What is required
Below is a set of records; print all of them exactly as written.
— Start —
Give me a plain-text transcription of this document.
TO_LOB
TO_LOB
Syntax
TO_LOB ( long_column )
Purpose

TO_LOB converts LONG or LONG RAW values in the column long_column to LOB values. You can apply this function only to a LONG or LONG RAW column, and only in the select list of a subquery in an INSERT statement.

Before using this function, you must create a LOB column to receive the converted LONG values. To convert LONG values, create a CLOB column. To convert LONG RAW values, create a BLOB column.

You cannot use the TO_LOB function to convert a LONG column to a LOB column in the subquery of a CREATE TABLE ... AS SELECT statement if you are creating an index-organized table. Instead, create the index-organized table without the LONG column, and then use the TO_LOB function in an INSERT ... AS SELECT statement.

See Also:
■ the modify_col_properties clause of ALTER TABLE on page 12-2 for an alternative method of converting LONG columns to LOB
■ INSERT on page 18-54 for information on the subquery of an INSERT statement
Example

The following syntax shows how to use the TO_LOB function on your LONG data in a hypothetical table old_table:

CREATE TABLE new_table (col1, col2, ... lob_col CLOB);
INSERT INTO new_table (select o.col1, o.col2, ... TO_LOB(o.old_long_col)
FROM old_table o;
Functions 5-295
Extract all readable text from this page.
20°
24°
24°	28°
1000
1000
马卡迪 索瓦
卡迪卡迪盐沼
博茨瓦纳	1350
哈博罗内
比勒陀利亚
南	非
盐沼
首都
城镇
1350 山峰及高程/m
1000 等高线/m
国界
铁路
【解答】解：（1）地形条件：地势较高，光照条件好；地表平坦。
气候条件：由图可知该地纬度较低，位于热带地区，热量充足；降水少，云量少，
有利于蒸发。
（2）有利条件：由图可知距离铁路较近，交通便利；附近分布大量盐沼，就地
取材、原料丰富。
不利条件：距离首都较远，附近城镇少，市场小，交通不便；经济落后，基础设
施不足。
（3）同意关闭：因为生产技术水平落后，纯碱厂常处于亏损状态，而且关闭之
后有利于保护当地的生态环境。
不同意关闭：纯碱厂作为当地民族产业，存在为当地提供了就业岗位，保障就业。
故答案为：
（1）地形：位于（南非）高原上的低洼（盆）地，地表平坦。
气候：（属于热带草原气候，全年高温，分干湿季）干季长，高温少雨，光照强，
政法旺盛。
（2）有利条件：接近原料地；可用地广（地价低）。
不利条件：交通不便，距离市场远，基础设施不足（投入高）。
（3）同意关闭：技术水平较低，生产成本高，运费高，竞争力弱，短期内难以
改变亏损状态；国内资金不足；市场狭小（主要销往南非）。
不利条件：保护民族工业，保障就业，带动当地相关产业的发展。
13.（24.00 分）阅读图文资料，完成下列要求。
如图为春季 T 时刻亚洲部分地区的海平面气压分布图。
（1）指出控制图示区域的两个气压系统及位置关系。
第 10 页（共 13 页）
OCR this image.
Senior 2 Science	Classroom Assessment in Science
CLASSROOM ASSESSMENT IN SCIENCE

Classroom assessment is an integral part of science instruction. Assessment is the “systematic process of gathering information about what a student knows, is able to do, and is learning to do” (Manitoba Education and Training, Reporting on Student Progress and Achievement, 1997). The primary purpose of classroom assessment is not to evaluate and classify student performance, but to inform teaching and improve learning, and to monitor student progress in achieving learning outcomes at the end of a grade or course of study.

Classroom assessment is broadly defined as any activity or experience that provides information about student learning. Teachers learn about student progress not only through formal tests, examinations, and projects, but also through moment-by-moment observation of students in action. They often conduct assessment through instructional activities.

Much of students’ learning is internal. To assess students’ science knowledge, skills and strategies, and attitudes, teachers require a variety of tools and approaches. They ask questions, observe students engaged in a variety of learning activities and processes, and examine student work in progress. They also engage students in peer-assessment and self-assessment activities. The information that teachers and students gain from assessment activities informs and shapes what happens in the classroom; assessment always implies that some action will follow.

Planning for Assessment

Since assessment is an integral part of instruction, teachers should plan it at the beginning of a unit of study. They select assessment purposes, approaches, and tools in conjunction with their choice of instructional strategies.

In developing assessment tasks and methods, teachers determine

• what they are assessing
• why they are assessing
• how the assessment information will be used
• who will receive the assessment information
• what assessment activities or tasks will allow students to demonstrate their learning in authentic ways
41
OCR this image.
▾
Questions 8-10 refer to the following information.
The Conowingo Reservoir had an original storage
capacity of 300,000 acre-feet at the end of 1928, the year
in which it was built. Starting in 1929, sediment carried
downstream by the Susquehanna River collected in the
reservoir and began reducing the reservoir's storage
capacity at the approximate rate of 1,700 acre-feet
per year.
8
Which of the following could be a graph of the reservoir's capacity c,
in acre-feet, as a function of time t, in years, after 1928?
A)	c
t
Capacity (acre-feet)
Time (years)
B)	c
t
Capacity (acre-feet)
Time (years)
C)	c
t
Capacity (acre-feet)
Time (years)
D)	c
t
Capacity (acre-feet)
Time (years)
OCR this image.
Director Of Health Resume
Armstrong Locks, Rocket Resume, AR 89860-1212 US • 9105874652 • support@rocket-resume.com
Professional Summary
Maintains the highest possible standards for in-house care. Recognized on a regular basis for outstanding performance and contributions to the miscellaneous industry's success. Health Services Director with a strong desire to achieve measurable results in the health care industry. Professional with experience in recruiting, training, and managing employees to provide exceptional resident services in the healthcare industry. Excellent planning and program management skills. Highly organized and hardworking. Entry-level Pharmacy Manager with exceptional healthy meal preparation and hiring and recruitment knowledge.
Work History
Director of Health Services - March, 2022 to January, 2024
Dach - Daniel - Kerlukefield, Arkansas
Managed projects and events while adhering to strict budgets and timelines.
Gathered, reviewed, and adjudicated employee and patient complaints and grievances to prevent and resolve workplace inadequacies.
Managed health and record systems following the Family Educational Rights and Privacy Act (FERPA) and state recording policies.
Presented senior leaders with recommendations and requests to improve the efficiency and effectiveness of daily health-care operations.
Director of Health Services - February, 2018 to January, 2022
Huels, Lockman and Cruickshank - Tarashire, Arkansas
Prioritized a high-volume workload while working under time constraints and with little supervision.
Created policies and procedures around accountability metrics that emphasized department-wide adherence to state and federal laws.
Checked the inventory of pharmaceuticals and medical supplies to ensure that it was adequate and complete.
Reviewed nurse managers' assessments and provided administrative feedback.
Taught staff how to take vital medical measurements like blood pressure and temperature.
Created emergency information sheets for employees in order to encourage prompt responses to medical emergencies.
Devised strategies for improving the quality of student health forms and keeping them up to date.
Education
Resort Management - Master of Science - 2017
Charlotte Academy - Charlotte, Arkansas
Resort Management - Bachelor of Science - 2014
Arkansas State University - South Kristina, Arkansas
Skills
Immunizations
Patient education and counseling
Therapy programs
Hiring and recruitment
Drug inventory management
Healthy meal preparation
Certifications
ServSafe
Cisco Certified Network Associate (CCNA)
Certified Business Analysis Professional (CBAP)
— End —
Result for this exercise
Give me a plain-text transcription of this document.
TO_LOB
TO_LOB
Syntax
TO_LOB ( long_column )
Purpose

TO_LOB converts LONG or LONG RAW values in the column long_column to LOB values. You can apply this function only to a LONG or LONG RAW column, and only in the select list of a subquery in an INSERT statement.

Before using this function, you must create a LOB column to receive the converted LONG values. To convert LONG values, create a CLOB column. To convert LONG RAW values, create a BLOB column.

You cannot use the TO_LOB function to convert a LONG column to a LOB column in the subquery of a CREATE TABLE ... AS SELECT statement if you are creating an index-organized table. Instead, create the index-organized table without the LONG column, and then use the TO_LOB function in an INSERT ... AS SELECT statement.

See Also:
■ the modify_col_properties clause of ALTER TABLE on page 12-2 for an alternative method of converting LONG columns to LOB
■ INSERT on page 18-54 for information on the subquery of an INSERT statement
Example

The following syntax shows how to use the TO_LOB function on your LONG data in a hypothetical table old_table:

CREATE TABLE new_table (col1, col2, ... lob_col CLOB);
INSERT INTO new_table (select o.col1, o.col2, ... TO_LOB(o.old_long_col)
FROM old_table o;
Functions 5-295
Extract all readable text from this page.
20°
24°
24°	28°
1000
1000
马卡迪 索瓦
卡迪卡迪盐沼
博茨瓦纳	1350
哈博罗内
比勒陀利亚
南	非
盐沼
首都
城镇
1350 山峰及高程/m
1000 等高线/m
国界
铁路
【解答】解：（1）地形条件：地势较高，光照条件好；地表平坦。
气候条件：由图可知该地纬度较低，位于热带地区，热量充足；降水少，云量少，
有利于蒸发。
（2）有利条件：由图可知距离铁路较近，交通便利；附近分布大量盐沼，就地
取材、原料丰富。
不利条件：距离首都较远，附近城镇少，市场小，交通不便；经济落后，基础设
施不足。
（3）同意关闭：因为生产技术水平落后，纯碱厂常处于亏损状态，而且关闭之
后有利于保护当地的生态环境。
不同意关闭：纯碱厂作为当地民族产业，存在为当地提供了就业岗位，保障就业。
故答案为：
（1）地形：位于（南非）高原上的低洼（盆）地，地表平坦。
气候：（属于热带草原气候，全年高温，分干湿季）干季长，高温少雨，光照强，
政法旺盛。
（2）有利条件：接近原料地；可用地广（地价低）。
不利条件：交通不便，距离市场远，基础设施不足（投入高）。
（3）同意关闭：技术水平较低，生产成本高，运费高，竞争力弱，短期内难以
改变亏损状态；国内资金不足；市场狭小（主要销往南非）。
不利条件：保护民族工业，保障就业，带动当地相关产业的发展。
13.（24.00 分）阅读图文资料，完成下列要求。
如图为春季 T 时刻亚洲部分地区的海平面气压分布图。
（1）指出控制图示区域的两个气压系统及位置关系。
第 10 页（共 13 页）
OCR this image.
Senior 2 Science	Classroom Assessment in Science
CLASSROOM ASSESSMENT IN SCIENCE

Classroom assessment is an integral part of science instruction. Assessment is the “systematic process of gathering information about what a student knows, is able to do, and is learning to do” (Manitoba Education and Training, Reporting on Student Progress and Achievement, 1997). The primary purpose of classroom assessment is not to evaluate and classify student performance, but to inform teaching and improve learning, and to monitor student progress in achieving learning outcomes at the end of a grade or course of study.

Classroom assessment is broadly defined as any activity or experience that provides information about student learning. Teachers learn about student progress not only through formal tests, examinations, and projects, but also through moment-by-moment observation of students in action. They often conduct assessment through instructional activities.

Much of students’ learning is internal. To assess students’ science knowledge, skills and strategies, and attitudes, teachers require a variety of tools and approaches. They ask questions, observe students engaged in a variety of learning activities and processes, and examine student work in progress. They also engage students in peer-assessment and self-assessment activities. The information that teachers and students gain from assessment activities informs and shapes what happens in the classroom; assessment always implies that some action will follow.

Planning for Assessment

Since assessment is an integral part of instruction, teachers should plan it at the beginning of a unit of study. They select assessment purposes, approaches, and tools in conjunction with their choice of instructional strategies.

In developing assessment tasks and methods, teachers determine

• what they are assessing
• why they are assessing
• how the assessment information will be used
• who will receive the assessment information
• what assessment activities or tasks will allow students to demonstrate their learning in authentic ways
41
OCR this image.
▾
Questions 8-10 refer to the following information.
The Conowingo Reservoir had an original storage
capacity of 300,000 acre-feet at the end of 1928, the year
in which it was built. Starting in 1929, sediment carried
downstream by the Susquehanna River collected in the
reservoir and began reducing the reservoir's storage
capacity at the approximate rate of 1,700 acre-feet
per year.
8
Which of the following could be a graph of the reservoir's capacity c,
in acre-feet, as a function of time t, in years, after 1928?
A)	c
t
Capacity (acre-feet)
Time (years)
B)	c
t
Capacity (acre-feet)
Time (years)
C)	c
t
Capacity (acre-feet)
Time (years)
D)	c
t
Capacity (acre-feet)
Time (years)
OCR this image.
Director Of Health Resume
Armstrong Locks, Rocket Resume, AR 89860-1212 US • 9105874652 • support@rocket-resume.com
Professional Summary
Maintains the highest possible standards for in-house care. Recognized on a regular basis for outstanding performance and contributions to the miscellaneous industry's success. Health Services Director with a strong desire to achieve measurable results in the health care industry. Professional with experience in recruiting, training, and managing employees to provide exceptional resident services in the healthcare industry. Excellent planning and program management skills. Highly organized and hardworking. Entry-level Pharmacy Manager with exceptional healthy meal preparation and hiring and recruitment knowledge.
Work History
Director of Health Services - March, 2022 to January, 2024
Dach - Daniel - Kerlukefield, Arkansas
Managed projects and events while adhering to strict budgets and timelines.
Gathered, reviewed, and adjudicated employee and patient complaints and grievances to prevent and resolve workplace inadequacies.
Managed health and record systems following the Family Educational Rights and Privacy Act (FERPA) and state recording policies.
Presented senior leaders with recommendations and requests to improve the efficiency and effectiveness of daily health-care operations.
Director of Health Services - February, 2018 to January, 2022
Huels, Lockman and Cruickshank - Tarashire, Arkansas
Prioritized a high-volume workload while working under time constraints and with little supervision.
Created policies and procedures around accountability metrics that emphasized department-wide adherence to state and federal laws.
Checked the inventory of pharmaceuticals and medical supplies to ensure that it was adequate and complete.
Reviewed nurse managers' assessments and provided administrative feedback.
Taught staff how to take vital medical measurements like blood pressure and temperature.
Created emergency information sheets for employees in order to encourage prompt responses to medical emergencies.
Devised strategies for improving the quality of student health forms and keeping them up to date.
Education
Resort Management - Master of Science - 2017
Charlotte Academy - Charlotte, Arkansas
Resort Management - Bachelor of Science - 2014
Arkansas State University - South Kristina, Arkansas
Skills
Immunizations
Patient education and counseling
Therapy programs
Hiring and recruitment
Drug inventory management
Healthy meal preparation
Certifications
ServSafe
Cisco Certified Network Associate (CCNA)
Certified Business Analysis Professional (CBAP)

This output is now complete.